*WORK INSTRUCTIONS*.
Pick out each line below containing "sleep".

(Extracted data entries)
━━━━━━

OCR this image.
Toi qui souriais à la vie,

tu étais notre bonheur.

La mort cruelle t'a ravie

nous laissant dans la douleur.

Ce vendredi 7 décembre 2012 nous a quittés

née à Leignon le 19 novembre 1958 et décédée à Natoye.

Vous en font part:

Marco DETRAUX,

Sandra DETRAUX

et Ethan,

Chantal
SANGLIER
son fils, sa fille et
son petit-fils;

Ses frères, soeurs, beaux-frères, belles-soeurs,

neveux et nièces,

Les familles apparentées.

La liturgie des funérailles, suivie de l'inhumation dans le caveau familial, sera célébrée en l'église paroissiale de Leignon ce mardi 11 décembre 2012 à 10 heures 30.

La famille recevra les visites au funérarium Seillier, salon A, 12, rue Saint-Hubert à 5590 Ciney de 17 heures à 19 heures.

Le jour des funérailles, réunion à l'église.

━━━━━━

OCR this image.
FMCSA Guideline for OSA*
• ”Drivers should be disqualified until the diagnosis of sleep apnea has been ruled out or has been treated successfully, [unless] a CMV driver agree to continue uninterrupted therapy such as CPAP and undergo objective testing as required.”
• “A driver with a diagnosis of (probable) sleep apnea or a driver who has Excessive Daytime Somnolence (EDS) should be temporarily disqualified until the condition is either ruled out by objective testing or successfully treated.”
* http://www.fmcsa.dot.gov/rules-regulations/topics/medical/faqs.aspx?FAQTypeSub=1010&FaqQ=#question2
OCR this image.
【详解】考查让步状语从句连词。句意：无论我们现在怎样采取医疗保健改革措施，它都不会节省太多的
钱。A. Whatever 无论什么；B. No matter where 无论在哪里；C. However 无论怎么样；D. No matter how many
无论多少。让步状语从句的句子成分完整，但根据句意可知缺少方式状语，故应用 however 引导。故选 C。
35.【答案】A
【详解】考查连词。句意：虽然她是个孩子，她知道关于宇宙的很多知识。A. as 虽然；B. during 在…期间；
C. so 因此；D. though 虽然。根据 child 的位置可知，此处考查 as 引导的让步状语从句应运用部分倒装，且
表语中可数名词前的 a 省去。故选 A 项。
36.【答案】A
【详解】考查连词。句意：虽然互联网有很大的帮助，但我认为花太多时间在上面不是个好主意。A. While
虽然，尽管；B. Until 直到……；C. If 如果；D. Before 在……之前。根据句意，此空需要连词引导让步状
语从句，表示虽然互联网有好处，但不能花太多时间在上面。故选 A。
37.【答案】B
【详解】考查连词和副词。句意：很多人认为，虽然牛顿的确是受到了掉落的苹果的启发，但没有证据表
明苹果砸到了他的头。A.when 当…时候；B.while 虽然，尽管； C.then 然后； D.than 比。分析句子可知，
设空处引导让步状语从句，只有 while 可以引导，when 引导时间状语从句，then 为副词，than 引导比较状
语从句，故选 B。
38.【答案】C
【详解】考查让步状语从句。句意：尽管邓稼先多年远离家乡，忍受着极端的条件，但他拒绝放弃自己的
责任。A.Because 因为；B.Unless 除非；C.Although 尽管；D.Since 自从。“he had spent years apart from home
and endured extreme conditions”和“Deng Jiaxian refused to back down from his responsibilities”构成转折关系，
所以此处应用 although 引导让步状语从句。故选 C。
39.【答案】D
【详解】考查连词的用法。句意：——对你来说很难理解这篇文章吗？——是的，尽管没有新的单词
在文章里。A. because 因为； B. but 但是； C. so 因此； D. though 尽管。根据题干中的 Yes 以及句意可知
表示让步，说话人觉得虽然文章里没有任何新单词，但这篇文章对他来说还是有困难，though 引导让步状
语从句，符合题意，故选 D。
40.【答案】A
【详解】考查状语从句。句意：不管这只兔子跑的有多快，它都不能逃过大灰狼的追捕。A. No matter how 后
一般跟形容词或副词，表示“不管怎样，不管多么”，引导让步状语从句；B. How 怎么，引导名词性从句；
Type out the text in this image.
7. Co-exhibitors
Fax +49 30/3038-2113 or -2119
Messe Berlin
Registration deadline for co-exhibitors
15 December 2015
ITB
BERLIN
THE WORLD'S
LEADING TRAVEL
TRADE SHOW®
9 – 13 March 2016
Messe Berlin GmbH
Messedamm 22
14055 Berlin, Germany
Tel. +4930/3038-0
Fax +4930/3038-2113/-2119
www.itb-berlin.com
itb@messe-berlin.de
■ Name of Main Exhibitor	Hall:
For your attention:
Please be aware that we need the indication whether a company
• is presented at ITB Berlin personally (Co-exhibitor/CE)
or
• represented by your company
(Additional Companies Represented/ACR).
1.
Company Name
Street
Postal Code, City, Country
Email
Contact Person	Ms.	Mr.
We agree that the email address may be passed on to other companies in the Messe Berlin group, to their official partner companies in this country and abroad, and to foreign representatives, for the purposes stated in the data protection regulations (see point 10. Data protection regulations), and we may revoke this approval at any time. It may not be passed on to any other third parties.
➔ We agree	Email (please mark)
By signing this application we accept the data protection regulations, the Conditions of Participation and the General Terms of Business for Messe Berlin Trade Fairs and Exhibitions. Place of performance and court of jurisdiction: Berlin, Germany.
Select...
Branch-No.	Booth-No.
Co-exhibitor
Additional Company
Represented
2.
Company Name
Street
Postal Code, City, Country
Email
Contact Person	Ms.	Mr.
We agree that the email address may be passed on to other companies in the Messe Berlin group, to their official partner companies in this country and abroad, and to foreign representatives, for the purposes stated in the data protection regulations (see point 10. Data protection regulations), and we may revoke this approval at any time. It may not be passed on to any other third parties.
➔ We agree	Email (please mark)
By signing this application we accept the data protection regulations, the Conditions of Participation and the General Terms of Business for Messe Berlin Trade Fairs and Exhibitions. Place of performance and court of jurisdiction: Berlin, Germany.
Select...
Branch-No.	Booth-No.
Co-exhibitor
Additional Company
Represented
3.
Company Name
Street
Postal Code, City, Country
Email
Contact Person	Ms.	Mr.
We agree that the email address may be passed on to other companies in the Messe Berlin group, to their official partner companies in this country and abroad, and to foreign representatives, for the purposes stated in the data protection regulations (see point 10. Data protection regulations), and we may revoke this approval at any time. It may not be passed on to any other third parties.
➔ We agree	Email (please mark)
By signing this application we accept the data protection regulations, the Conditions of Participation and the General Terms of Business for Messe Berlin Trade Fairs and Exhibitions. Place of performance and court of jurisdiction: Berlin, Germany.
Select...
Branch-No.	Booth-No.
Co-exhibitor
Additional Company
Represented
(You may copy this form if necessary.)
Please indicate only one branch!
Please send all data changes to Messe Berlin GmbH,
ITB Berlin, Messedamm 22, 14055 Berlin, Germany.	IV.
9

━━━━━━

*SOLUTION TO THIS EXERCISE*.
• ”Drivers should be disqualified until the diagnosis of sleep apnea has been ruled out or has been treated successfully, [unless] a CMV driver agree to continue uninterrupted therapy such as CPAP and undergo objective testing as required.”
• “A driver with a diagnosis of (probable) sleep apnea or a driver who has Excessive Daytime Somnolence (EDS) should be temporarily disqualified until the condition is either ruled out by objective testing or successfully treated.”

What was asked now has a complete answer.